Write out the listing beneath this instruction in its entirety, exactly as it reads.

---------- Data in this exercise

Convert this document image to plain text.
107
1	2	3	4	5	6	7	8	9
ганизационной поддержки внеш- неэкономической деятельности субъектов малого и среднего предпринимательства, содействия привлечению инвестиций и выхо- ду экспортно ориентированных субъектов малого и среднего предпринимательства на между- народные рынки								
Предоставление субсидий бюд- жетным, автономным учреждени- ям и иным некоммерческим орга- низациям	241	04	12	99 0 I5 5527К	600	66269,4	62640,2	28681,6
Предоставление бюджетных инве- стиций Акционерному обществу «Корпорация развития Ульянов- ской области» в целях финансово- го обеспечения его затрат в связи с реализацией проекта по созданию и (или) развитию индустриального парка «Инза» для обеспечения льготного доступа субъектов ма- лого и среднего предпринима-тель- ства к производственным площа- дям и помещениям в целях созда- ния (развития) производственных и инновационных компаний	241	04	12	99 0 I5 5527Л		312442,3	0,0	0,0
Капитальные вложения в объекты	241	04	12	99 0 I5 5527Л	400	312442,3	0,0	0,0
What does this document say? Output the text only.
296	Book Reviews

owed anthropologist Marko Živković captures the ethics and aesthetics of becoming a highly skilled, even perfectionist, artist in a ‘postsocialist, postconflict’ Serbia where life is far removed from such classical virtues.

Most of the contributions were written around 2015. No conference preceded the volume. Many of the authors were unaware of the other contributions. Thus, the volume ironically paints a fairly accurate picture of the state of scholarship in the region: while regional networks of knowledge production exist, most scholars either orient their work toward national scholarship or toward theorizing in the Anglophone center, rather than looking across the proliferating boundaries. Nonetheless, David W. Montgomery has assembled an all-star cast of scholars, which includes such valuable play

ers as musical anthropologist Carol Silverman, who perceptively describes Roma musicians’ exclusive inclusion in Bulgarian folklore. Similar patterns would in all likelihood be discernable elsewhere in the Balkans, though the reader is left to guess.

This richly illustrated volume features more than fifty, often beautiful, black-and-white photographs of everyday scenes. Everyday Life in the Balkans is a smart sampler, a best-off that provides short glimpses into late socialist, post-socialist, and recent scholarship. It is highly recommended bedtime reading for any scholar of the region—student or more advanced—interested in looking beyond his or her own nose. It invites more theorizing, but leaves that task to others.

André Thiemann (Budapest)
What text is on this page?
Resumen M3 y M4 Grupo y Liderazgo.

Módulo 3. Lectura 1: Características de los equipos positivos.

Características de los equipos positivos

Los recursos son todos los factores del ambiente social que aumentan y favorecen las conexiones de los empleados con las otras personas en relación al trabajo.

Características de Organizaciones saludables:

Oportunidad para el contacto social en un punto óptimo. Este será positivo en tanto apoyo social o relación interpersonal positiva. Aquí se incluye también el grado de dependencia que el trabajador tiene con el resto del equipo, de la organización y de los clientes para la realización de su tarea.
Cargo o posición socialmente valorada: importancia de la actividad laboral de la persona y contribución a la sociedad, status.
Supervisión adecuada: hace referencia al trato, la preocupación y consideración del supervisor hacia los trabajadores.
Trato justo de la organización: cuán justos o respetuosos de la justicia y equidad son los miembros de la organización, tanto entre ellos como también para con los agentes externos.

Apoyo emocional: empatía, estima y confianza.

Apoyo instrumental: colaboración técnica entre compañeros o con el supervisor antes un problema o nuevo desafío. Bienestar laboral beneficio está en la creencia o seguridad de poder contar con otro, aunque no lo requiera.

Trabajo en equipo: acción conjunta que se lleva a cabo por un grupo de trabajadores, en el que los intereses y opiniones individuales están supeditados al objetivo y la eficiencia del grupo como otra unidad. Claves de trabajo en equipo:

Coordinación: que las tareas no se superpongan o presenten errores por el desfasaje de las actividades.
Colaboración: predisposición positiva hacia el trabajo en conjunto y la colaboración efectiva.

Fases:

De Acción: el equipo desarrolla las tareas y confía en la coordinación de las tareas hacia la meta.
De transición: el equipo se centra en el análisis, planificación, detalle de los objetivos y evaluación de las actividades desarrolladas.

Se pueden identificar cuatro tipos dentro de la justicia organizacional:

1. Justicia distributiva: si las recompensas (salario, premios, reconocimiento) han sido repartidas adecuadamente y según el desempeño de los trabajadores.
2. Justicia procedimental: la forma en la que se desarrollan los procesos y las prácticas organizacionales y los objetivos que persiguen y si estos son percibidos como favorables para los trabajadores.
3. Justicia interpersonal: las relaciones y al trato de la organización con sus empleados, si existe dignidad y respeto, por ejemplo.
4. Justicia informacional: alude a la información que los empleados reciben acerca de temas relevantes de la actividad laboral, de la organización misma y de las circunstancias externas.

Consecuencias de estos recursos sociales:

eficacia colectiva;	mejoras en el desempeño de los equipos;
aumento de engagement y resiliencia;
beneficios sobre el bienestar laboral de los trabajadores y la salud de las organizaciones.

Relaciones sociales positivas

--------------------

*Exercise solution*.
Convert this document image to plain text.
107
1	2	3	4	5	6	7	8	9
ганизационной поддержки внеш- неэкономической деятельности субъектов малого и среднего предпринимательства, содействия привлечению инвестиций и выхо- ду экспортно ориентированных субъектов малого и среднего предпринимательства на между- народные рынки								
Предоставление субсидий бюд- жетным, автономным учреждени- ям и иным некоммерческим орга- низациям	241	04	12	99 0 I5 5527К	600	66269,4	62640,2	28681,6
Предоставление бюджетных инве- стиций Акционерному обществу «Корпорация развития Ульянов- ской области» в целях финансово- го обеспечения его затрат в связи с реализацией проекта по созданию и (или) развитию индустриального парка «Инза» для обеспечения льготного доступа субъектов ма- лого и среднего предпринима-тель- ства к производственным площа- дям и помещениям в целях созда- ния (развития) производственных и инновационных компаний	241	04	12	99 0 I5 5527Л		312442,3	0,0	0,0
Капитальные вложения в объекты	241	04	12	99 0 I5 5527Л	400	312442,3	0,0	0,0
What does this document say? Output the text only.
296	Book Reviews

owed anthropologist Marko Živković captures the ethics and aesthetics of becoming a highly skilled, even perfectionist, artist in a ‘postsocialist, postconflict’ Serbia where life is far removed from such classical virtues.

Most of the contributions were written around 2015. No conference preceded the volume. Many of the authors were unaware of the other contributions. Thus, the volume ironically paints a fairly accurate picture of the state of scholarship in the region: while regional networks of knowledge production exist, most scholars either orient their work toward national scholarship or toward theorizing in the Anglophone center, rather than looking across the proliferating boundaries. Nonetheless, David W. Montgomery has assembled an all-star cast of scholars, which includes such valuable play

ers as musical anthropologist Carol Silverman, who perceptively describes Roma musicians’ exclusive inclusion in Bulgarian folklore. Similar patterns would in all likelihood be discernable elsewhere in the Balkans, though the reader is left to guess.

This richly illustrated volume features more than fifty, often beautiful, black-and-white photographs of everyday scenes. Everyday Life in the Balkans is a smart sampler, a best-off that provides short glimpses into late socialist, post-socialist, and recent scholarship. It is highly recommended bedtime reading for any scholar of the region—student or more advanced—interested in looking beyond his or her own nose. It invites more theorizing, but leaves that task to others.

André Thiemann (Budapest)
What text is on this page?
Resumen M3 y M4 Grupo y Liderazgo.

Módulo 3. Lectura 1: Características de los equipos positivos.

Características de los equipos positivos

Los recursos son todos los factores del ambiente social que aumentan y favorecen las conexiones de los empleados con las otras personas en relación al trabajo.

Características de Organizaciones saludables:

Oportunidad para el contacto social en un punto óptimo. Este será positivo en tanto apoyo social o relación interpersonal positiva. Aquí se incluye también el grado de dependencia que el trabajador tiene con el resto del equipo, de la organización y de los clientes para la realización de su tarea.
Cargo o posición socialmente valorada: importancia de la actividad laboral de la persona y contribución a la sociedad, status.
Supervisión adecuada: hace referencia al trato, la preocupación y consideración del supervisor hacia los trabajadores.
Trato justo de la organización: cuán justos o respetuosos de la justicia y equidad son los miembros de la organización, tanto entre ellos como también para con los agentes externos.

Apoyo emocional: empatía, estima y confianza.

Apoyo instrumental: colaboración técnica entre compañeros o con el supervisor antes un problema o nuevo desafío. Bienestar laboral beneficio está en la creencia o seguridad de poder contar con otro, aunque no lo requiera.

Trabajo en equipo: acción conjunta que se lleva a cabo por un grupo de trabajadores, en el que los intereses y opiniones individuales están supeditados al objetivo y la eficiencia del grupo como otra unidad. Claves de trabajo en equipo:

Coordinación: que las tareas no se superpongan o presenten errores por el desfasaje de las actividades.
Colaboración: predisposición positiva hacia el trabajo en conjunto y la colaboración efectiva.

Fases:

De Acción: el equipo desarrolla las tareas y confía en la coordinación de las tareas hacia la meta.
De transición: el equipo se centra en el análisis, planificación, detalle de los objetivos y evaluación de las actividades desarrolladas.

Se pueden identificar cuatro tipos dentro de la justicia organizacional:

1. Justicia distributiva: si las recompensas (salario, premios, reconocimiento) han sido repartidas adecuadamente y según el desempeño de los trabajadores.
2. Justicia procedimental: la forma en la que se desarrollan los procesos y las prácticas organizacionales y los objetivos que persiguen y si estos son percibidos como favorables para los trabajadores.
3. Justicia interpersonal: las relaciones y al trato de la organización con sus empleados, si existe dignidad y respeto, por ejemplo.
4. Justicia informacional: alude a la información que los empleados reciben acerca de temas relevantes de la actividad laboral, de la organización misma y de las circunstancias externas.

Consecuencias de estos recursos sociales:

eficacia colectiva;	mejoras en el desempeño de los equipos;
aumento de engagement y resiliencia;
beneficios sobre el bienestar laboral de los trabajadores y la salud de las organizaciones.

Relaciones sociales positivas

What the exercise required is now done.